THE EXERCISE
Reply with one number: the count of lines in the records below that hold "значения".

PROVIDED RECORDS
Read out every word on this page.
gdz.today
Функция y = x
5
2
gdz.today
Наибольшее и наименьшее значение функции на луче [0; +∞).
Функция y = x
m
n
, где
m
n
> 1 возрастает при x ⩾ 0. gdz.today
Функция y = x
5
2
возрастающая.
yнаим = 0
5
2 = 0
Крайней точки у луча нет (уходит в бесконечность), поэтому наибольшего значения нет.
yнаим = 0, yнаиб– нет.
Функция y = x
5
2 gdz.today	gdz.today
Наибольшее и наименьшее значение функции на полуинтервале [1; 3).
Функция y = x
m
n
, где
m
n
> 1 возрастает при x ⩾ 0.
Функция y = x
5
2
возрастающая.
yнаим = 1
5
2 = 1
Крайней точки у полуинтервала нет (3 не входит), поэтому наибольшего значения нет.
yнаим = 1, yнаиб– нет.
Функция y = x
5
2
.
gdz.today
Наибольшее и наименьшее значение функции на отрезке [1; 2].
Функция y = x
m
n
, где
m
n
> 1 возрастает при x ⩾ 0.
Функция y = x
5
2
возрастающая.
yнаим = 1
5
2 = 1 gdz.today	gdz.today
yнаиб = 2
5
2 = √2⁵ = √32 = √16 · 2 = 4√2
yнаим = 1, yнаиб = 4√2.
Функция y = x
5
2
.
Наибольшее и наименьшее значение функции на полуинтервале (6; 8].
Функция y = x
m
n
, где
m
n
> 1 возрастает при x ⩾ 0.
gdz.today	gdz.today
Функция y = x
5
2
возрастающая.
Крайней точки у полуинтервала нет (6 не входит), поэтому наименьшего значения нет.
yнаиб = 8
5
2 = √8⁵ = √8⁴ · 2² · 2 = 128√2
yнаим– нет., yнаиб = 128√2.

RESPONSE TO THIS TASK
3